PROVIDED ENTRIES »
------------

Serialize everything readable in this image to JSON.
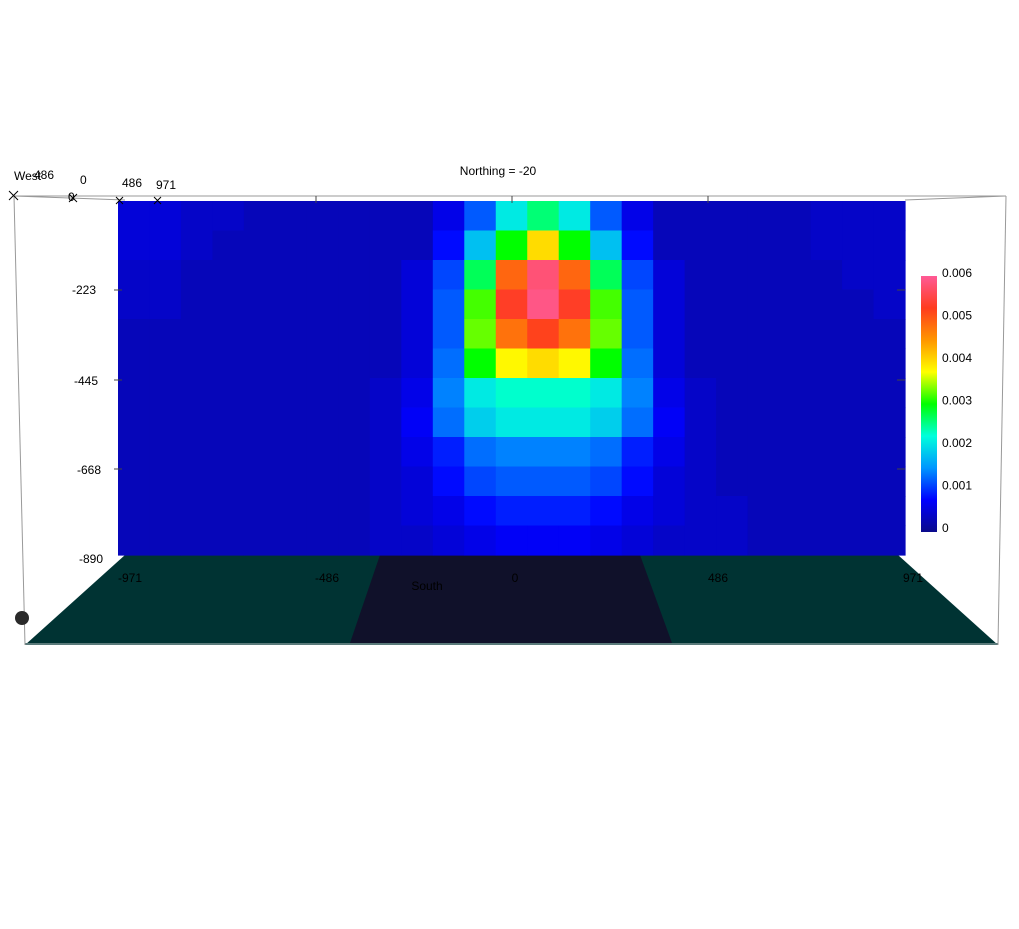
{
  "chart_data": {
    "type": "heatmap",
    "title": "Northing =  -20",
    "south_label": "South",
    "west_label": "West",
    "x_ticks": [
      "-971",
      "-486",
      "0",
      "486",
      "971"
    ],
    "y_ticks": [
      "-223",
      "-445",
      "-668",
      "-890"
    ],
    "top_axis_ticks": [
      "486",
      "0",
      "486",
      "971"
    ],
    "top_axis_zero": "0",
    "colorbar": {
      "min": 0,
      "max": 0.006,
      "ticks": [
        "0.006",
        "0.005",
        "0.004",
        "0.003",
        "0.002",
        "0.001",
        "0"
      ]
    },
    "grid_cols": 25,
    "grid_rows": 12,
    "values": [
      [
        0.0005,
        0.0005,
        0.0004,
        0.0004,
        0.0003,
        0.0003,
        0.0003,
        0.0003,
        0.0003,
        0.0003,
        0.0006,
        0.0012,
        0.0021,
        0.0026,
        0.0021,
        0.0012,
        0.0006,
        0.0003,
        0.0003,
        0.0003,
        0.0003,
        0.0003,
        0.0004,
        0.0004,
        0.0004
      ],
      [
        0.0005,
        0.0005,
        0.0004,
        0.0003,
        0.0003,
        0.0003,
        0.0003,
        0.0003,
        0.0003,
        0.0003,
        0.0008,
        0.0018,
        0.003,
        0.004,
        0.003,
        0.0018,
        0.0008,
        0.0003,
        0.0003,
        0.0003,
        0.0003,
        0.0003,
        0.0004,
        0.0004,
        0.0004
      ],
      [
        0.0004,
        0.0004,
        0.0003,
        0.0003,
        0.0003,
        0.0003,
        0.0003,
        0.0003,
        0.0003,
        0.0005,
        0.0011,
        0.0027,
        0.0049,
        0.0058,
        0.0049,
        0.0027,
        0.0011,
        0.0005,
        0.0003,
        0.0003,
        0.0003,
        0.0003,
        0.0003,
        0.0004,
        0.0004
      ],
      [
        0.0004,
        0.0004,
        0.0003,
        0.0003,
        0.0003,
        0.0003,
        0.0003,
        0.0003,
        0.0003,
        0.0005,
        0.0012,
        0.0032,
        0.0053,
        0.0059,
        0.0053,
        0.0032,
        0.0012,
        0.0005,
        0.0003,
        0.0003,
        0.0003,
        0.0003,
        0.0003,
        0.0003,
        0.0004
      ],
      [
        0.0003,
        0.0003,
        0.0003,
        0.0003,
        0.0003,
        0.0003,
        0.0003,
        0.0003,
        0.0003,
        0.0005,
        0.0012,
        0.0033,
        0.0048,
        0.0052,
        0.0048,
        0.0033,
        0.0012,
        0.0005,
        0.0003,
        0.0003,
        0.0003,
        0.0003,
        0.0003,
        0.0003,
        0.0003
      ],
      [
        0.0003,
        0.0003,
        0.0003,
        0.0003,
        0.0003,
        0.0003,
        0.0003,
        0.0003,
        0.0003,
        0.0005,
        0.0013,
        0.003,
        0.0038,
        0.004,
        0.0038,
        0.003,
        0.0013,
        0.0005,
        0.0003,
        0.0003,
        0.0003,
        0.0003,
        0.0003,
        0.0003,
        0.0003
      ],
      [
        0.0003,
        0.0003,
        0.0003,
        0.0003,
        0.0003,
        0.0003,
        0.0003,
        0.0003,
        0.0004,
        0.0006,
        0.0014,
        0.0021,
        0.0023,
        0.0023,
        0.0023,
        0.0021,
        0.0014,
        0.0006,
        0.0004,
        0.0003,
        0.0003,
        0.0003,
        0.0003,
        0.0003,
        0.0003
      ],
      [
        0.0003,
        0.0003,
        0.0003,
        0.0003,
        0.0003,
        0.0003,
        0.0003,
        0.0003,
        0.0004,
        0.0007,
        0.0013,
        0.0019,
        0.0021,
        0.0021,
        0.0021,
        0.0019,
        0.0013,
        0.0007,
        0.0004,
        0.0003,
        0.0003,
        0.0003,
        0.0003,
        0.0003,
        0.0003
      ],
      [
        0.0003,
        0.0003,
        0.0003,
        0.0003,
        0.0003,
        0.0003,
        0.0003,
        0.0003,
        0.0004,
        0.0006,
        0.0009,
        0.0013,
        0.0014,
        0.0014,
        0.0014,
        0.0013,
        0.0009,
        0.0006,
        0.0004,
        0.0003,
        0.0003,
        0.0003,
        0.0003,
        0.0003,
        0.0003
      ],
      [
        0.0003,
        0.0003,
        0.0003,
        0.0003,
        0.0003,
        0.0003,
        0.0003,
        0.0003,
        0.0004,
        0.0005,
        0.0008,
        0.0011,
        0.0012,
        0.0012,
        0.0012,
        0.0011,
        0.0008,
        0.0005,
        0.0004,
        0.0003,
        0.0003,
        0.0003,
        0.0003,
        0.0003,
        0.0003
      ],
      [
        0.0003,
        0.0003,
        0.0003,
        0.0003,
        0.0003,
        0.0003,
        0.0003,
        0.0003,
        0.0004,
        0.0005,
        0.0006,
        0.0008,
        0.0009,
        0.0009,
        0.0009,
        0.0008,
        0.0006,
        0.0005,
        0.0004,
        0.0004,
        0.0003,
        0.0003,
        0.0003,
        0.0003,
        0.0003
      ],
      [
        0.0003,
        0.0003,
        0.0003,
        0.0003,
        0.0003,
        0.0003,
        0.0003,
        0.0003,
        0.0004,
        0.0004,
        0.0005,
        0.0006,
        0.0007,
        0.0007,
        0.0007,
        0.0006,
        0.0005,
        0.0004,
        0.0004,
        0.0004,
        0.0003,
        0.0003,
        0.0003,
        0.0003,
        0.0003
      ]
    ]
  },
  "colors": {
    "ground": "#003333",
    "ground_center": "#10112a",
    "frame": "#999999",
    "colorscale": [
      "#0a0a8a",
      "#0000ff",
      "#0096ff",
      "#00ffdc",
      "#00ff00",
      "#ffff00",
      "#ff9600",
      "#ff3c1e",
      "#ff5a96"
    ]
  }
}
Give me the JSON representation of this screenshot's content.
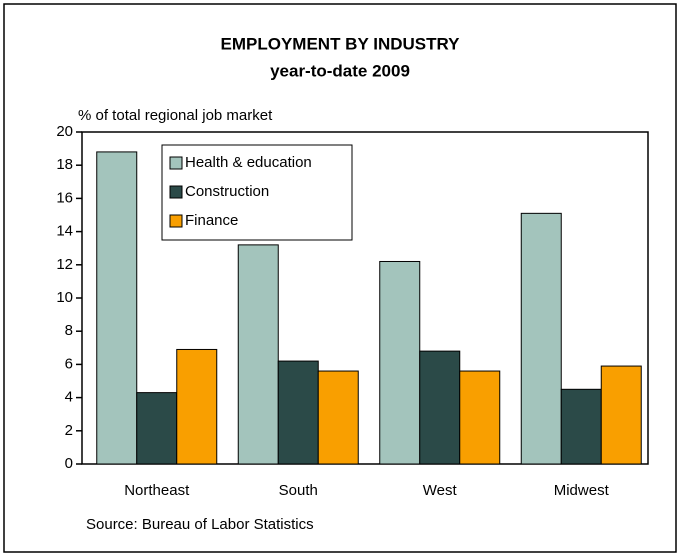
{
  "chart_data": {
    "type": "bar",
    "title": "EMPLOYMENT BY INDUSTRY",
    "subtitle": "year-to-date 2009",
    "y_label": "% of total regional job market",
    "source": "Source: Bureau of Labor Statistics",
    "categories": [
      "Northeast",
      "South",
      "West",
      "Midwest"
    ],
    "series": [
      {
        "name": "Health & education",
        "color": "#a3c4bc",
        "values": [
          18.8,
          13.2,
          12.2,
          15.1
        ]
      },
      {
        "name": "Construction",
        "color": "#2b4a48",
        "values": [
          4.3,
          6.2,
          6.8,
          4.5
        ]
      },
      {
        "name": "Finance",
        "color": "#f99f00",
        "values": [
          6.9,
          5.6,
          5.6,
          5.9
        ]
      }
    ],
    "ylim": [
      0,
      20
    ],
    "yticks": [
      0,
      2,
      4,
      6,
      8,
      10,
      12,
      14,
      16,
      18,
      20
    ],
    "grid": false,
    "legend": "upper left"
  }
}
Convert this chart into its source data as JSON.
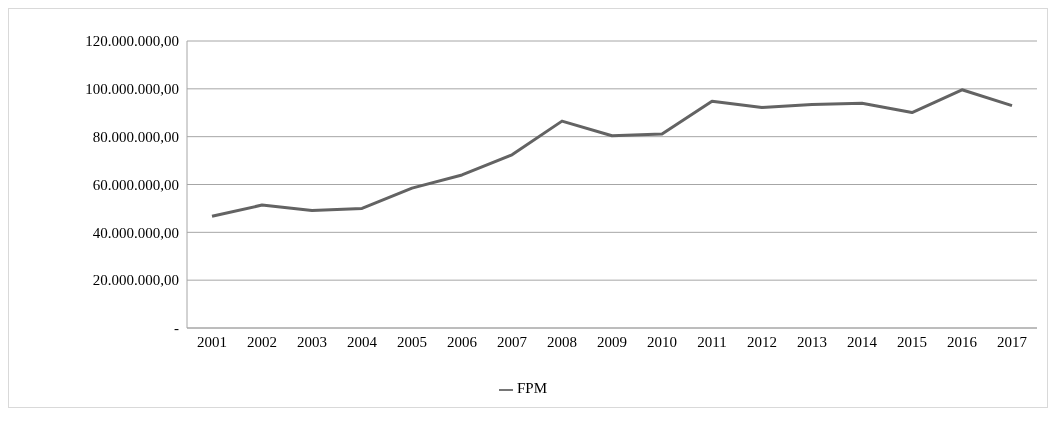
{
  "chart_data": {
    "type": "line",
    "categories": [
      "2001",
      "2002",
      "2003",
      "2004",
      "2005",
      "2006",
      "2007",
      "2008",
      "2009",
      "2010",
      "2011",
      "2012",
      "2013",
      "2014",
      "2015",
      "2016",
      "2017"
    ],
    "series": [
      {
        "name": "FPM",
        "color": "#636363",
        "values": [
          46700000,
          51400000,
          49100000,
          50000000,
          58500000,
          64000000,
          72400000,
          86500000,
          80400000,
          81100000,
          94800000,
          92200000,
          93500000,
          94000000,
          90100000,
          99600000,
          93000000
        ]
      }
    ],
    "ylim": [
      0,
      120000000
    ],
    "yticks": [
      {
        "value": 0,
        "label": "-"
      },
      {
        "value": 20000000,
        "label": "20.000.000,00"
      },
      {
        "value": 40000000,
        "label": "40.000.000,00"
      },
      {
        "value": 60000000,
        "label": "60.000.000,00"
      },
      {
        "value": 80000000,
        "label": "80.000.000,00"
      },
      {
        "value": 100000000,
        "label": "100.000.000,00"
      },
      {
        "value": 120000000,
        "label": "120.000.000,00"
      }
    ],
    "grid": "y",
    "legend": "bottom",
    "marker": "none",
    "line_style": "solid"
  }
}
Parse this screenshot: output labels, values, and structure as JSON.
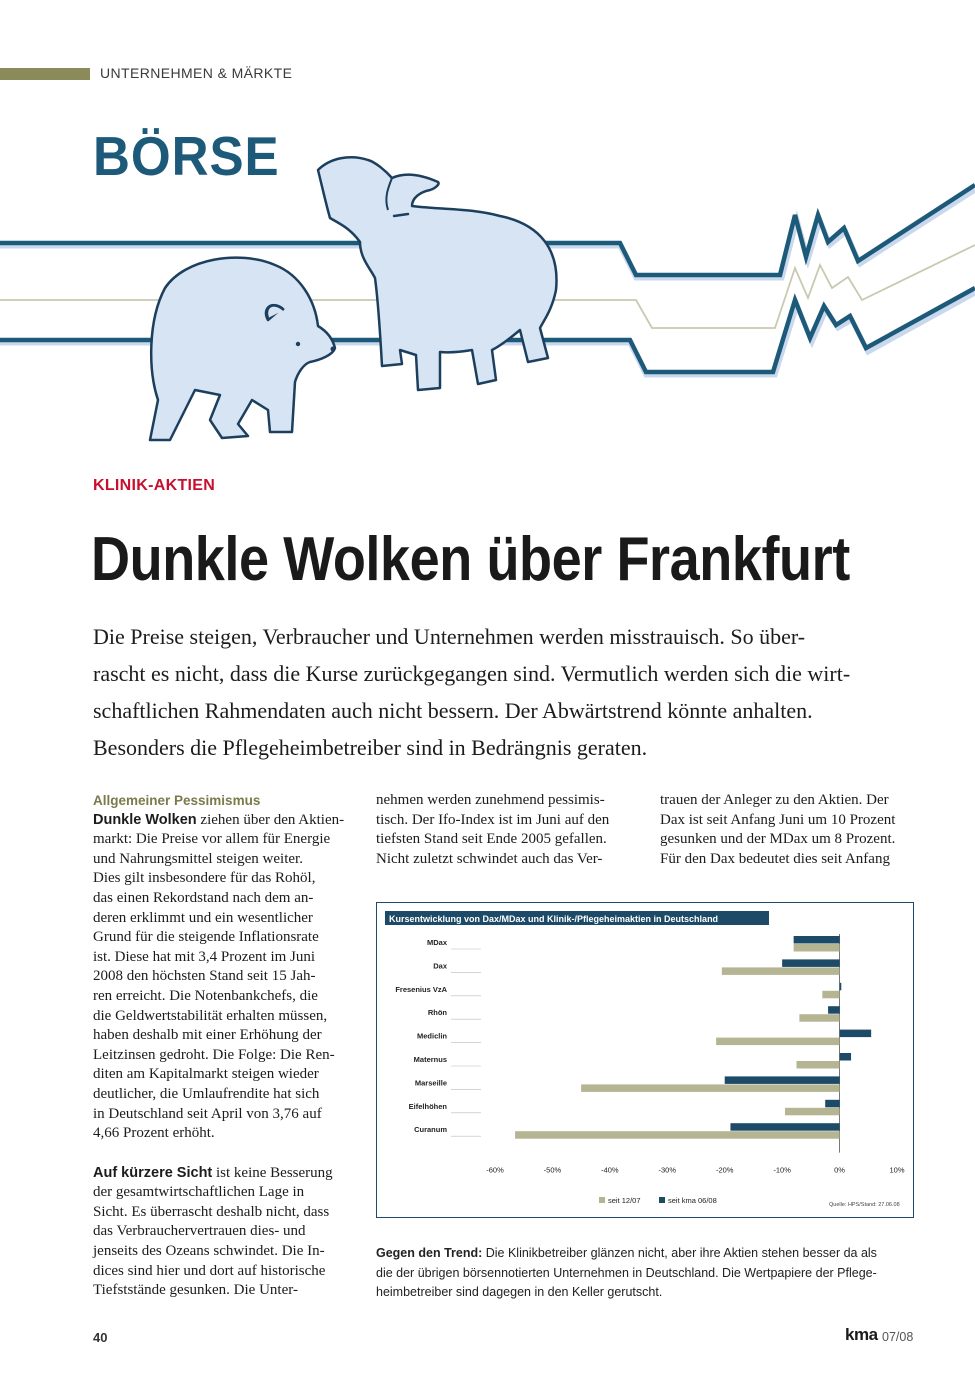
{
  "header": {
    "section_label": "UNTERNEHMEN & MÄRKTE",
    "page_title": "BÖRSE"
  },
  "article": {
    "kicker": "KLINIK-AKTIEN",
    "headline": "Dunkle Wolken über Frankfurt",
    "lead_lines": [
      "Die Preise steigen, Verbraucher und Unternehmen werden misstrauisch. So über-",
      "rascht es nicht, dass die Kurse zurückgegangen sind. Vermutlich werden sich die wirt-",
      "schaftlichen Rahmendaten auch nicht bessern. Der Abwärtstrend könnte anhalten.",
      "Besonders die Pflegeheimbetreiber sind in Bedrängnis geraten."
    ],
    "subhead_1": "Allgemeiner Pessimismus",
    "lead_in_1": "Dunkle Wolken",
    "col1_lines": [
      " ziehen über den Aktien-",
      "markt: Die Preise vor allem für Energie",
      "und Nahrungsmittel steigen weiter.",
      "Dies gilt insbesondere für das Rohöl,",
      "das einen Rekordstand nach dem an-",
      "deren erklimmt und ein wesentlicher",
      "Grund für die steigende Inflationsrate",
      "ist. Diese hat mit 3,4 Prozent im Juni",
      "2008 den höchsten Stand seit 15 Jah-",
      "ren erreicht. Die Notenbankchefs, die",
      "die Geldwertstabilität erhalten müssen,",
      "haben deshalb mit einer Erhöhung der",
      "Leitzinsen gedroht. Die Folge: Die Ren-",
      "diten am Kapitalmarkt steigen wieder",
      "deutlicher, die Umlaufrendite hat sich",
      "in Deutschland seit April von 3,76 auf",
      "4,66 Prozent erhöht."
    ],
    "lead_in_2": "Auf kürzere Sicht",
    "col1b_lines": [
      " ist keine Besserung",
      "der gesamtwirtschaftlichen Lage in",
      "Sicht. Es überrascht deshalb nicht, dass",
      "das Verbrauchervertrauen dies- und",
      "jenseits des Ozeans schwindet. Die In-",
      "dices sind hier und dort auf historische",
      "Tiefststände gesunken. Die Unter-"
    ],
    "col2_lines": [
      "nehmen werden zunehmend pessimis-",
      "tisch. Der Ifo-Index ist im Juni auf den",
      "tiefsten Stand seit Ende 2005 gefallen.",
      "Nicht zuletzt schwindet auch das Ver-"
    ],
    "col3_lines": [
      "trauen der Anleger zu den Aktien. Der",
      "Dax ist seit Anfang Juni um 10 Prozent",
      "gesunken und der MDax um 8 Prozent.",
      "Für den Dax bedeutet dies seit Anfang"
    ]
  },
  "chart_data": {
    "type": "bar",
    "orientation": "horizontal",
    "title": "Kursentwicklung von Dax/MDax und Klinik-/Pflegeheimaktien in Deutschland",
    "categories": [
      "MDax",
      "Dax",
      "Fresenius VzA",
      "Rhön",
      "Mediclin",
      "Maternus",
      "Marseille",
      "Eifelhöhen",
      "Curanum"
    ],
    "series": [
      {
        "name": "seit kma 06/08",
        "color": "#1d4a66",
        "values": [
          -8,
          -10,
          0.3,
          -2,
          5.5,
          2,
          -20,
          -2.5,
          -19
        ]
      },
      {
        "name": "seit 12/07",
        "color": "#b5b593",
        "values": [
          -8,
          -20.5,
          -3,
          -7,
          -21.5,
          -7.5,
          -45,
          -9.5,
          -56.5
        ]
      }
    ],
    "xlim": [
      -60,
      10
    ],
    "xticks": [
      "-60%",
      "-50%",
      "-40%",
      "-30%",
      "-20%",
      "-10%",
      "0%",
      "10%"
    ],
    "source": "Quelle: HPS/Stand: 27.06.08",
    "legend_position": "bottom"
  },
  "caption": {
    "lead_in": "Gegen den Trend:",
    "lines": [
      " Die Klinikbetreiber glänzen nicht, aber ihre Aktien stehen besser da als",
      "die der übrigen börsennotierten Unternehmen in Deutschland. Die Wertpapiere der Pflege-",
      "heimbetreiber sind dagegen in den Keller gerutscht."
    ]
  },
  "footer": {
    "page_number": "40",
    "brand": "kma",
    "issue": "07/08"
  },
  "colors": {
    "accent_blue": "#1d5a7a",
    "kicker_red": "#c8102e",
    "olive": "#8a8a5a",
    "animal_fill": "#d7e4f4",
    "chart_dark": "#1d4a66",
    "chart_light": "#b5b593"
  }
}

------------

Extract from the data every line where "schwindet" shows up.

EXERCISE SOLUTION »
      "jenseits des Ozeans schwindet. Die In-",
      "Nicht zuletzt schwindet auch das Ver-"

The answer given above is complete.